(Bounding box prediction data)
────────

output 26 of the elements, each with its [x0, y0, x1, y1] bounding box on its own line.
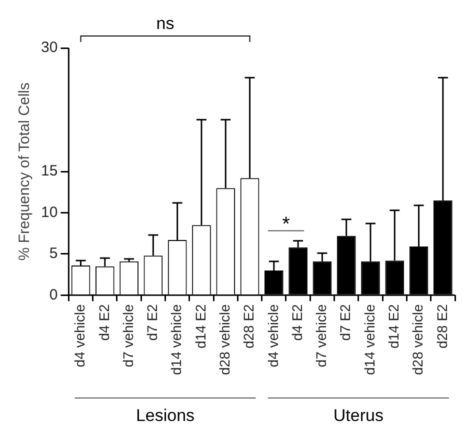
x-tick-label: d4 E2 — [96, 304, 112, 341]
text: Uterus — [333, 406, 384, 426]
y-axis-title: % Frequency of Total Cells — [16, 82, 34, 261]
x-tick-label: d14 E2 — [386, 304, 402, 349]
x-tick-label: d4 vehicle — [264, 304, 281, 368]
y-tick-label: 5 — [49, 245, 58, 262]
text: Lesions — [136, 406, 195, 426]
x-tick-label: d28 E2 — [240, 304, 257, 349]
x-tick-label: d14 vehicle — [168, 304, 184, 375]
x-tick-label: d4 E2 — [288, 304, 305, 341]
x-tick-label: d7 E2 — [337, 304, 354, 341]
x-tick-label: d7 vehicle — [313, 304, 330, 368]
x-tick-label: d4 vehicle — [72, 304, 88, 368]
x-tick-label: d14 E2 — [192, 304, 208, 349]
x-tick-label: d28 E2 — [434, 304, 450, 349]
y-tick-label: 30 — [40, 39, 58, 56]
x-tick-label: d28 vehicle — [216, 304, 232, 375]
x-tick-label: d28 vehicle — [410, 304, 426, 375]
x-tick-label: d7 vehicle — [120, 304, 136, 368]
x-tick-label: d14 vehicle — [361, 304, 378, 375]
x-tick-label: d7 E2 — [144, 304, 160, 341]
annotation: * — [282, 213, 290, 236]
y-tick-label: 15 — [40, 162, 58, 180]
text: ns — [156, 14, 174, 34]
y-tick-label: 10 — [40, 204, 58, 221]
y-tick-label: 0 — [49, 286, 58, 304]
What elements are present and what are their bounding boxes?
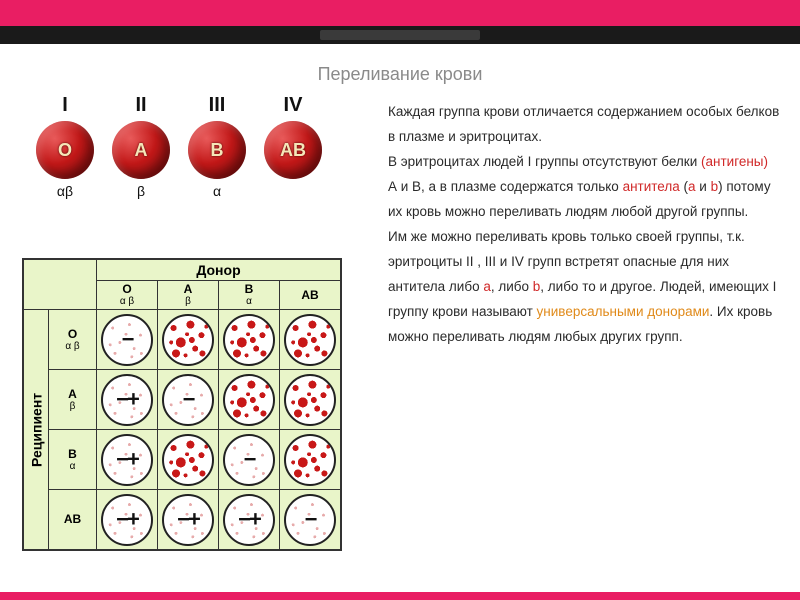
erythrocyte-icon: B bbox=[188, 121, 246, 179]
compat-cell: −+ bbox=[97, 430, 158, 490]
erythrocyte-icon: AB bbox=[264, 121, 322, 179]
compat-cell bbox=[219, 370, 280, 430]
recipient-header: Реципиент bbox=[24, 310, 49, 550]
antigen-label: A bbox=[135, 140, 148, 161]
hl-a: а bbox=[688, 179, 696, 194]
antibody-greek: αβ bbox=[57, 183, 73, 199]
antigen-label: AB bbox=[280, 140, 306, 161]
blood-cell-col: II A β bbox=[112, 94, 170, 199]
compat-cell bbox=[280, 310, 341, 370]
compat-cell: − bbox=[158, 370, 219, 430]
compat-cell bbox=[280, 430, 341, 490]
blood-type-cells-row: I O αβ II A β III B α IV AB bbox=[36, 94, 322, 199]
antigen-label: B bbox=[211, 140, 224, 161]
compat-cell: −+ bbox=[97, 370, 158, 430]
compat-cell: − bbox=[219, 430, 280, 490]
compat-cell: − bbox=[97, 310, 158, 370]
blood-cell-col: IV AB bbox=[264, 94, 322, 199]
donor-header: Донор bbox=[97, 260, 341, 281]
tab-strip bbox=[0, 26, 800, 44]
recip-row-AB: AB bbox=[49, 490, 97, 550]
roman-numeral: III bbox=[209, 94, 226, 117]
hl-antigens: (антигены) bbox=[701, 154, 768, 169]
compat-cell: −+ bbox=[219, 490, 280, 550]
compat-cell: −+ bbox=[97, 490, 158, 550]
hl-a2: а bbox=[483, 279, 491, 294]
para-1: Каждая группа крови отличается содержани… bbox=[388, 100, 780, 150]
recip-row-A: Aβ bbox=[49, 370, 97, 430]
slide-title: Переливание крови bbox=[0, 64, 800, 85]
compat-cell: − bbox=[280, 490, 341, 550]
recip-row-B: Bα bbox=[49, 430, 97, 490]
hl-universal-donors: универсальными донорами bbox=[537, 304, 710, 319]
para-2: В эритроцитах людей I группы отсутствуют… bbox=[388, 150, 780, 225]
donor-col-O: Oα β bbox=[97, 281, 158, 310]
hl-antibodies: антитела bbox=[623, 179, 680, 194]
erythrocyte-icon: O bbox=[36, 121, 94, 179]
compat-cell bbox=[158, 310, 219, 370]
blood-cell-col: III B α bbox=[188, 94, 246, 199]
accent-bottom-bar bbox=[0, 592, 800, 600]
donor-col-AB: AB bbox=[280, 281, 341, 310]
compat-cell bbox=[158, 430, 219, 490]
compatibility-matrix: Донор Oα β Aβ Bα AB Реципиент Oα β − Aβ … bbox=[22, 258, 342, 551]
para-3: Им же можно переливать кровь только свое… bbox=[388, 225, 780, 350]
roman-numeral: I bbox=[62, 94, 68, 117]
accent-top-bar bbox=[0, 0, 800, 26]
roman-numeral: IV bbox=[284, 94, 303, 117]
blood-cell-col: I O αβ bbox=[36, 94, 94, 199]
compat-cell: −+ bbox=[158, 490, 219, 550]
hl-b: b bbox=[711, 179, 719, 194]
antigen-label: O bbox=[58, 140, 72, 161]
recip-row-O: Oα β bbox=[49, 310, 97, 370]
explanation-text: Каждая группа крови отличается содержани… bbox=[388, 100, 780, 350]
erythrocyte-icon: A bbox=[112, 121, 170, 179]
donor-col-A: Aβ bbox=[158, 281, 219, 310]
antibody-greek: α bbox=[213, 183, 221, 199]
compat-cell bbox=[280, 370, 341, 430]
compat-cell bbox=[219, 310, 280, 370]
roman-numeral: II bbox=[135, 94, 146, 117]
antibody-greek: β bbox=[137, 183, 145, 199]
donor-col-B: Bα bbox=[219, 281, 280, 310]
compat-table: Донор Oα β Aβ Bα AB Реципиент Oα β − Aβ … bbox=[23, 259, 341, 550]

────────

What needs to be done -
The output has to match the data above line for line, except that pictures are dropped.

Exercise answer -
output 26 of the elements, each with its [x0, y0, x1, y1] bounding box on its own line.
x-tick-label: d4 E2 — [96, 304, 112, 341]
text: Uterus — [333, 406, 384, 426]
y-axis-title: % Frequency of Total Cells — [16, 82, 34, 261]
x-tick-label: d14 E2 — [386, 304, 402, 349]
x-tick-label: d4 vehicle — [264, 304, 281, 368]
y-tick-label: 5 — [49, 245, 58, 262]
text: Lesions — [136, 406, 195, 426]
x-tick-label: d28 E2 — [240, 304, 257, 349]
x-tick-label: d14 vehicle — [168, 304, 184, 375]
x-tick-label: d4 E2 — [288, 304, 305, 341]
x-tick-label: d7 E2 — [337, 304, 354, 341]
x-tick-label: d7 vehicle — [313, 304, 330, 368]
x-tick-label: d4 vehicle — [72, 304, 88, 368]
x-tick-label: d14 E2 — [192, 304, 208, 349]
x-tick-label: d28 E2 — [434, 304, 450, 349]
y-tick-label: 30 — [40, 39, 58, 56]
x-tick-label: d28 vehicle — [216, 304, 232, 375]
x-tick-label: d28 vehicle — [410, 304, 426, 375]
x-tick-label: d7 vehicle — [120, 304, 136, 368]
x-tick-label: d14 vehicle — [361, 304, 378, 375]
x-tick-label: d7 E2 — [144, 304, 160, 341]
annotation: * — [282, 213, 290, 236]
y-tick-label: 15 — [40, 162, 58, 180]
text: ns — [156, 14, 174, 34]
y-tick-label: 10 — [40, 204, 58, 221]
y-tick-label: 0 — [49, 286, 58, 304]
What elements are present and what are their bounding boxes?
erythrocyte-icon: B bbox=[188, 121, 246, 179]
compat-cell: −+ bbox=[97, 430, 158, 490]
erythrocyte-icon: AB bbox=[264, 121, 322, 179]
compat-cell bbox=[219, 370, 280, 430]
recipient-header: Реципиент bbox=[24, 310, 49, 550]
antigen-label: A bbox=[135, 140, 148, 161]
hl-a: а bbox=[688, 179, 696, 194]
antibody-greek: αβ bbox=[57, 183, 73, 199]
antigen-label: AB bbox=[280, 140, 306, 161]
blood-cell-col: II A β bbox=[112, 94, 170, 199]
compat-cell bbox=[280, 310, 341, 370]
compat-cell: − bbox=[158, 370, 219, 430]
compat-cell bbox=[280, 430, 341, 490]
blood-type-cells-row: I O αβ II A β III B α IV AB bbox=[36, 94, 322, 199]
antigen-label: B bbox=[211, 140, 224, 161]
compat-cell: −+ bbox=[97, 370, 158, 430]
compat-cell: − bbox=[219, 430, 280, 490]
compat-cell: − bbox=[97, 310, 158, 370]
blood-cell-col: IV AB bbox=[264, 94, 322, 199]
donor-header: Донор bbox=[97, 260, 341, 281]
tab-strip bbox=[0, 26, 800, 44]
recip-row-AB: AB bbox=[49, 490, 97, 550]
roman-numeral: III bbox=[209, 94, 226, 117]
hl-antigens: (антигены) bbox=[701, 154, 768, 169]
compat-cell: −+ bbox=[219, 490, 280, 550]
compat-cell: −+ bbox=[97, 490, 158, 550]
hl-a2: а bbox=[483, 279, 491, 294]
para-1: Каждая группа крови отличается содержани… bbox=[388, 100, 780, 150]
recip-row-A: Aβ bbox=[49, 370, 97, 430]
slide-title: Переливание крови bbox=[0, 64, 800, 85]
compat-cell: − bbox=[280, 490, 341, 550]
recip-row-B: Bα bbox=[49, 430, 97, 490]
hl-universal-donors: универсальными донорами bbox=[537, 304, 710, 319]
para-2: В эритроцитах людей I группы отсутствуют… bbox=[388, 150, 780, 225]
donor-col-O: Oα β bbox=[97, 281, 158, 310]
hl-antibodies: антитела bbox=[623, 179, 680, 194]
erythrocyte-icon: O bbox=[36, 121, 94, 179]
compat-cell bbox=[158, 310, 219, 370]
blood-cell-col: III B α bbox=[188, 94, 246, 199]
accent-bottom-bar bbox=[0, 592, 800, 600]
donor-col-AB: AB bbox=[280, 281, 341, 310]
compat-cell bbox=[158, 430, 219, 490]
compatibility-matrix: Донор Oα β Aβ Bα AB Реципиент Oα β − Aβ … bbox=[22, 258, 342, 551]
para-3: Им же можно переливать кровь только свое… bbox=[388, 225, 780, 350]
roman-numeral: I bbox=[62, 94, 68, 117]
accent-top-bar bbox=[0, 0, 800, 26]
roman-numeral: IV bbox=[284, 94, 303, 117]
blood-cell-col: I O αβ bbox=[36, 94, 94, 199]
compat-cell: −+ bbox=[158, 490, 219, 550]
hl-b: b bbox=[711, 179, 719, 194]
antigen-label: O bbox=[58, 140, 72, 161]
recip-row-O: Oα β bbox=[49, 310, 97, 370]
explanation-text: Каждая группа крови отличается содержани… bbox=[388, 100, 780, 350]
erythrocyte-icon: A bbox=[112, 121, 170, 179]
donor-col-A: Aβ bbox=[158, 281, 219, 310]
antibody-greek: α bbox=[213, 183, 221, 199]
compat-cell bbox=[280, 370, 341, 430]
compat-cell bbox=[219, 310, 280, 370]
roman-numeral: II bbox=[135, 94, 146, 117]
antibody-greek: β bbox=[137, 183, 145, 199]
donor-col-B: Bα bbox=[219, 281, 280, 310]
compat-table: Донор Oα β Aβ Bα AB Реципиент Oα β − Aβ … bbox=[23, 259, 341, 550]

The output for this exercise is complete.